## start Given data

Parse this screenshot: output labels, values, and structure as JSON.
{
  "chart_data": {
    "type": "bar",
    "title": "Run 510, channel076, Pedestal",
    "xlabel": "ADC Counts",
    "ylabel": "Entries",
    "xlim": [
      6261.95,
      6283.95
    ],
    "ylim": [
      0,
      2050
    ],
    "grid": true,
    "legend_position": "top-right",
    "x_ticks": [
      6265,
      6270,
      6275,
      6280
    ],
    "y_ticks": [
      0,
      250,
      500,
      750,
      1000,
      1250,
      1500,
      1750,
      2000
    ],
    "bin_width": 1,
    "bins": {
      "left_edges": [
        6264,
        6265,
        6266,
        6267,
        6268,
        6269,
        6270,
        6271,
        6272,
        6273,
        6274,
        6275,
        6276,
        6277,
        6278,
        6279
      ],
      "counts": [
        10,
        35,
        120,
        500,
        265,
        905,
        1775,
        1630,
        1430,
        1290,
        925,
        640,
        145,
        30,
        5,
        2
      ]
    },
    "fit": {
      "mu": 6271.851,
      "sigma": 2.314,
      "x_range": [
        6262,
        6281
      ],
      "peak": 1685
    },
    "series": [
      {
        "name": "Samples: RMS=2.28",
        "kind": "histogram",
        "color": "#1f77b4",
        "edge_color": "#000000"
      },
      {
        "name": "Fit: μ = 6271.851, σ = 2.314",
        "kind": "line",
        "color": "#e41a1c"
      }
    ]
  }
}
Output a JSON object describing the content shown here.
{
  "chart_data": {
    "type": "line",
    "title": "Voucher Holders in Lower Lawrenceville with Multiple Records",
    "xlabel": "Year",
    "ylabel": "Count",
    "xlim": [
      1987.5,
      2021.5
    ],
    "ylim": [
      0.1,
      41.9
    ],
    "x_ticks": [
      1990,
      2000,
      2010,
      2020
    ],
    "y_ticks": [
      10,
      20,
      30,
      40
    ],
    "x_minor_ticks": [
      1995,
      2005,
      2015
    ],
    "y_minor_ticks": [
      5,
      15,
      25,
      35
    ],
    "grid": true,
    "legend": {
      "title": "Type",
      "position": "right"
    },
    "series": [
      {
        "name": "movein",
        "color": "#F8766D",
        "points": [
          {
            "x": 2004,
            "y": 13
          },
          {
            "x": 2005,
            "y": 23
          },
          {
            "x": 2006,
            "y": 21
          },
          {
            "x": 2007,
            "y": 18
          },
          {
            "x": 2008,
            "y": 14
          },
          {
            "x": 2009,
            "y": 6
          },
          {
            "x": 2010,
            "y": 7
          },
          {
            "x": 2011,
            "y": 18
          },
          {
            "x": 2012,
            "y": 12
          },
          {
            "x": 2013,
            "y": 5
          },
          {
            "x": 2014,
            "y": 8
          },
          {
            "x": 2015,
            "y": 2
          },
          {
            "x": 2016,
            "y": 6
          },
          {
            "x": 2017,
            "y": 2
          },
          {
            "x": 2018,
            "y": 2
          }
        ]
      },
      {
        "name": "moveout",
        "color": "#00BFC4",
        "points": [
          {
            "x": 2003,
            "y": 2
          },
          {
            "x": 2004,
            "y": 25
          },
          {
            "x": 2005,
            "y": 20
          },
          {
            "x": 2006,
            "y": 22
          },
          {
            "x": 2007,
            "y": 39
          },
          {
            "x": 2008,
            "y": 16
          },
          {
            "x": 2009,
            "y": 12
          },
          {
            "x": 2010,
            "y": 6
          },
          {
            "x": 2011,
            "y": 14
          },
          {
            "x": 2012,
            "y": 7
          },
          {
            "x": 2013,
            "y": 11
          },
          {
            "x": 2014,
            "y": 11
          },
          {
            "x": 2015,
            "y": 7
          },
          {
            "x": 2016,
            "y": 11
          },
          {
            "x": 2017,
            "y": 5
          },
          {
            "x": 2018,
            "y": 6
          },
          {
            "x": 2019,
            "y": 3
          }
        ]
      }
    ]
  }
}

## end Given data

Task statement. Transcribe the full listing above without leaving anything out.

Solution to the exercise.
Parse this screenshot: output labels, values, and structure as JSON.
{
  "chart_data": {
    "type": "bar",
    "title": "Run 510, channel076, Pedestal",
    "xlabel": "ADC Counts",
    "ylabel": "Entries",
    "xlim": [
      6261.95,
      6283.95
    ],
    "ylim": [
      0,
      2050
    ],
    "grid": true,
    "legend_position": "top-right",
    "x_ticks": [
      6265,
      6270,
      6275,
      6280
    ],
    "y_ticks": [
      0,
      250,
      500,
      750,
      1000,
      1250,
      1500,
      1750,
      2000
    ],
    "bin_width": 1,
    "bins": {
      "left_edges": [
        6264,
        6265,
        6266,
        6267,
        6268,
        6269,
        6270,
        6271,
        6272,
        6273,
        6274,
        6275,
        6276,
        6277,
        6278,
        6279
      ],
      "counts": [
        10,
        35,
        120,
        500,
        265,
        905,
        1775,
        1630,
        1430,
        1290,
        925,
        640,
        145,
        30,
        5,
        2
      ]
    },
    "fit": {
      "mu": 6271.851,
      "sigma": 2.314,
      "x_range": [
        6262,
        6281
      ],
      "peak": 1685
    },
    "series": [
      {
        "name": "Samples: RMS=2.28",
        "kind": "histogram",
        "color": "#1f77b4",
        "edge_color": "#000000"
      },
      {
        "name": "Fit: μ = 6271.851, σ = 2.314",
        "kind": "line",
        "color": "#e41a1c"
      }
    ]
  }
}
Output a JSON object describing the content shown here.
{
  "chart_data": {
    "type": "line",
    "title": "Voucher Holders in Lower Lawrenceville with Multiple Records",
    "xlabel": "Year",
    "ylabel": "Count",
    "xlim": [
      1987.5,
      2021.5
    ],
    "ylim": [
      0.1,
      41.9
    ],
    "x_ticks": [
      1990,
      2000,
      2010,
      2020
    ],
    "y_ticks": [
      10,
      20,
      30,
      40
    ],
    "x_minor_ticks": [
      1995,
      2005,
      2015
    ],
    "y_minor_ticks": [
      5,
      15,
      25,
      35
    ],
    "grid": true,
    "legend": {
      "title": "Type",
      "position": "right"
    },
    "series": [
      {
        "name": "movein",
        "color": "#F8766D",
        "points": [
          {
            "x": 2004,
            "y": 13
          },
          {
            "x": 2005,
            "y": 23
          },
          {
            "x": 2006,
            "y": 21
          },
          {
            "x": 2007,
            "y": 18
          },
          {
            "x": 2008,
            "y": 14
          },
          {
            "x": 2009,
            "y": 6
          },
          {
            "x": 2010,
            "y": 7
          },
          {
            "x": 2011,
            "y": 18
          },
          {
            "x": 2012,
            "y": 12
          },
          {
            "x": 2013,
            "y": 5
          },
          {
            "x": 2014,
            "y": 8
          },
          {
            "x": 2015,
            "y": 2
          },
          {
            "x": 2016,
            "y": 6
          },
          {
            "x": 2017,
            "y": 2
          },
          {
            "x": 2018,
            "y": 2
          }
        ]
      },
      {
        "name": "moveout",
        "color": "#00BFC4",
        "points": [
          {
            "x": 2003,
            "y": 2
          },
          {
            "x": 2004,
            "y": 25
          },
          {
            "x": 2005,
            "y": 20
          },
          {
            "x": 2006,
            "y": 22
          },
          {
            "x": 2007,
            "y": 39
          },
          {
            "x": 2008,
            "y": 16
          },
          {
            "x": 2009,
            "y": 12
          },
          {
            "x": 2010,
            "y": 6
          },
          {
            "x": 2011,
            "y": 14
          },
          {
            "x": 2012,
            "y": 7
          },
          {
            "x": 2013,
            "y": 11
          },
          {
            "x": 2014,
            "y": 11
          },
          {
            "x": 2015,
            "y": 7
          },
          {
            "x": 2016,
            "y": 11
          },
          {
            "x": 2017,
            "y": 5
          },
          {
            "x": 2018,
            "y": 6
          },
          {
            "x": 2019,
            "y": 3
          }
        ]
      }
    ]
  }
}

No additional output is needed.